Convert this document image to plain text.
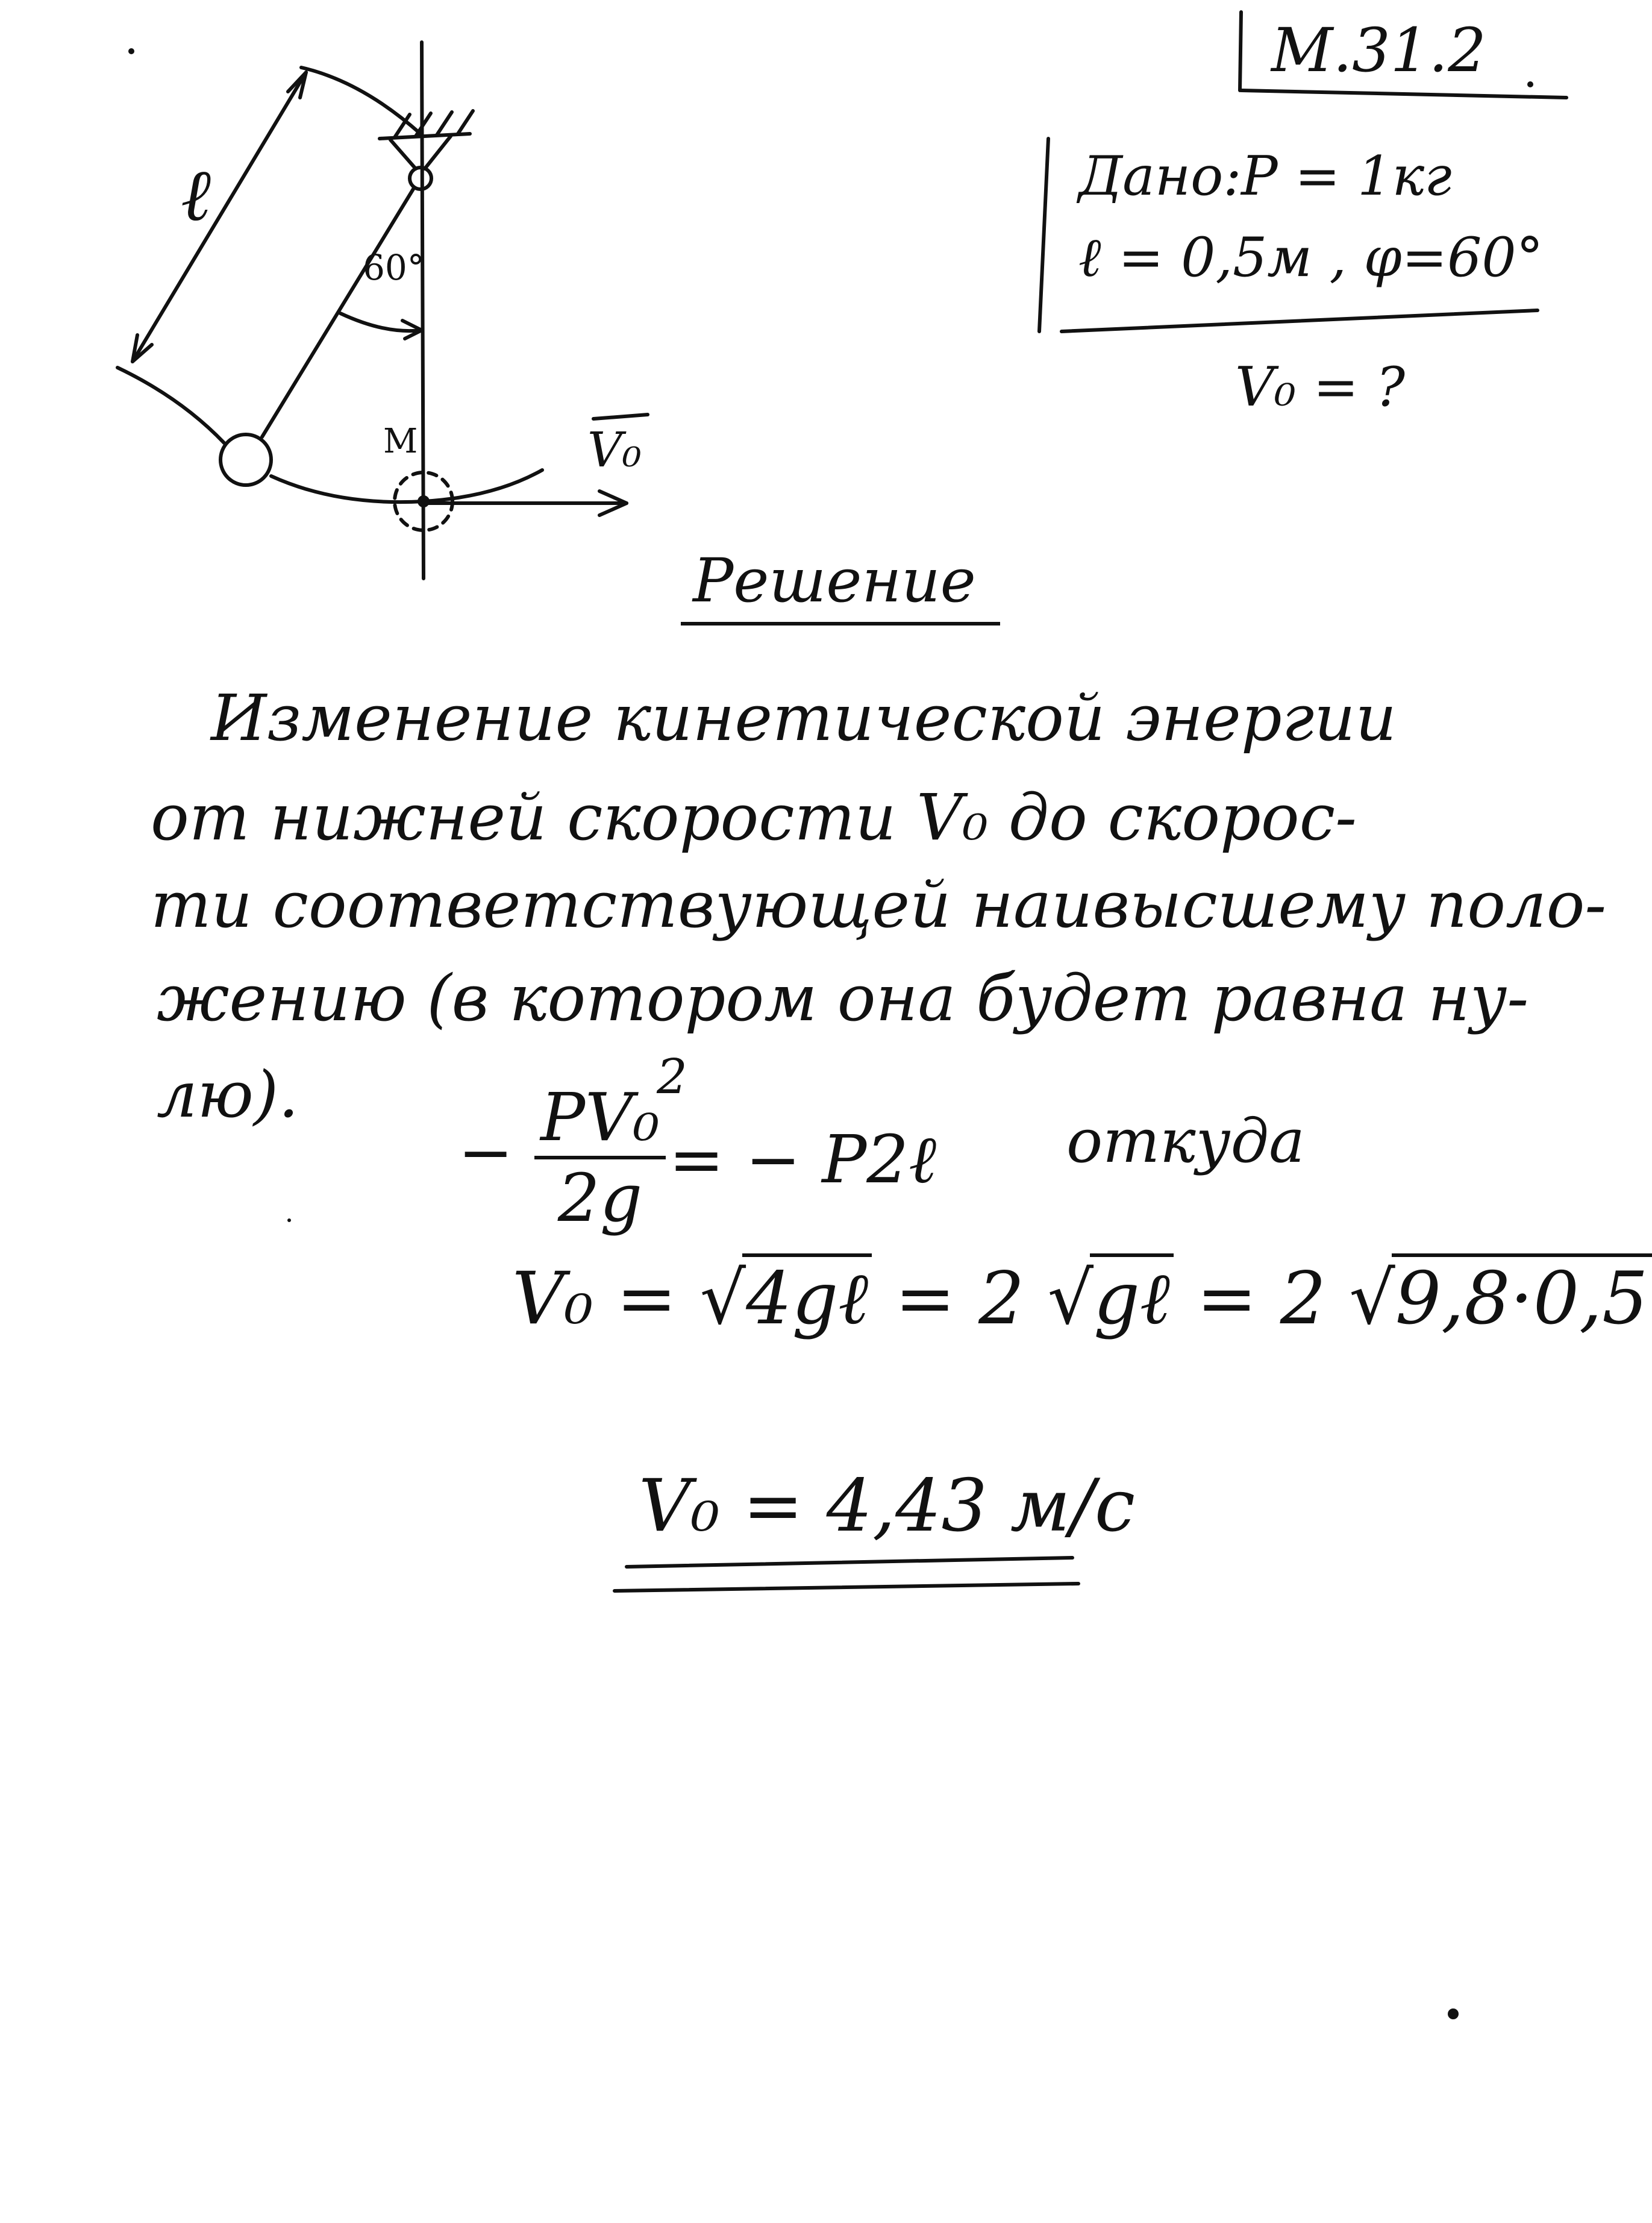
ℓ
60°
M	V₀
М.31.2
Дано: P = 1кг
ℓ = 0,5м , φ=60°
V₀ = ?
Решение
Изменение кинетической энергии
от нижней скорости V₀ до скорос-
ти соответствующей наивысшему поло-
жению (в котором она будет равна ну-
лю).
− $\frac{\text{PV₀}}{2g}$
2
= − P2ℓ откуда
V₀ = √4gℓ = 2 √gℓ = 2 √9,8·0,5
V₀ = 4,43 м/с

● Task to carry out:
Repeat the records above exactly, leaving out any pictures they contain.

● Solution to this task:
Convert this document image to plain text.
ℓ
60°
M	V₀
М.31.2
Дано: P = 1кг
ℓ = 0,5м , φ=60°
V₀ = ?
Решение
Изменение кинетической энергии
от нижней скорости V₀ до скорос-
ти соответствующей наивысшему поло-
жению (в котором она будет равна ну-
лю).
− $\frac{\text{PV₀}}{2g}$
2
= − P2ℓ откуда
V₀ = √4gℓ = 2 √gℓ = 2 √9,8·0,5
V₀ = 4,43 м/с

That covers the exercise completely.